* EXERCISE: Locate the lines that hold the string "Объединенных". Copy every such line.

━━ DATA LINES

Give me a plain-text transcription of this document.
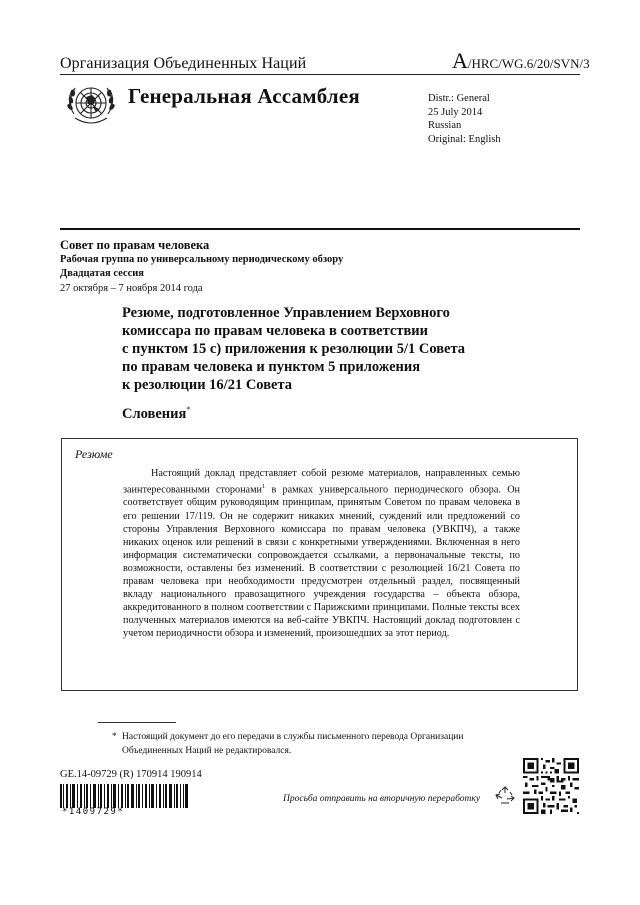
Организация Объединенных Наций	A/HRC/WG.6/20/SVN/3
Генеральная Ассамблея	Distr.: General
25 July 2014
Russian
Original: English
Совет по правам человека
Рабочая группа по универсальному периодическому обзору
Двадцатая сессия
27 октября – 7 ноября 2014 года
Резюме, подготовленное Управлением Верховного
комиссара по правам человека в соответствии
с пунктом 15 c) приложения к резолюции 5/1 Совета
по правам человека и пунктом 5 приложения
к резолюции 16/21 Совета
Словения*
Резюме

Настоящий доклад представляет собой резюме материалов, направленных семью заинтересованными сторонами$^1$ в рамках универсального периодического обзора. Он соответствует общим руководящим принципам, принятым Советом по правам человека в его решении 17/119. Он не содержит никаких мнений, суждений или предложений со стороны Управления Верховного комиссара по правам человека (УВКПЧ), а также никаких оценок или решений в связи с конкретными утверждениями. Включенная в него информация систематически сопровождается ссылками, а первоначальные тексты, по возможности, оставлены без изменений. В соответствии с резолюцией 16/21 Совета по правам человека при необходимости предусмотрен отдельный раздел, посвященный вкладу национального правозащитного учреждения государства – объекта обзора, аккредитованного в полном соответствии с Парижскими принципами. Полные тексты всех полученных материалов имеются на веб-сайте УВКПЧ. Настоящий доклад подготовлен с учетом периодичности обзора и изменений, произошедших за этот период.

* Настоящий документ до его передачи в службы письменного перевода Организации Объединенных Наций не редактировался.
GE.14-09729 (R) 170914 190914
*1409729*
Просьба отправить на вторичную переработку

━━━━

* COMPLETED TASK:
Организация Объединенных Наций	A/HRC/WG.6/20/SVN/3
* Настоящий документ до его передачи в службы письменного перевода Организации Объединенных Наций не редактировался.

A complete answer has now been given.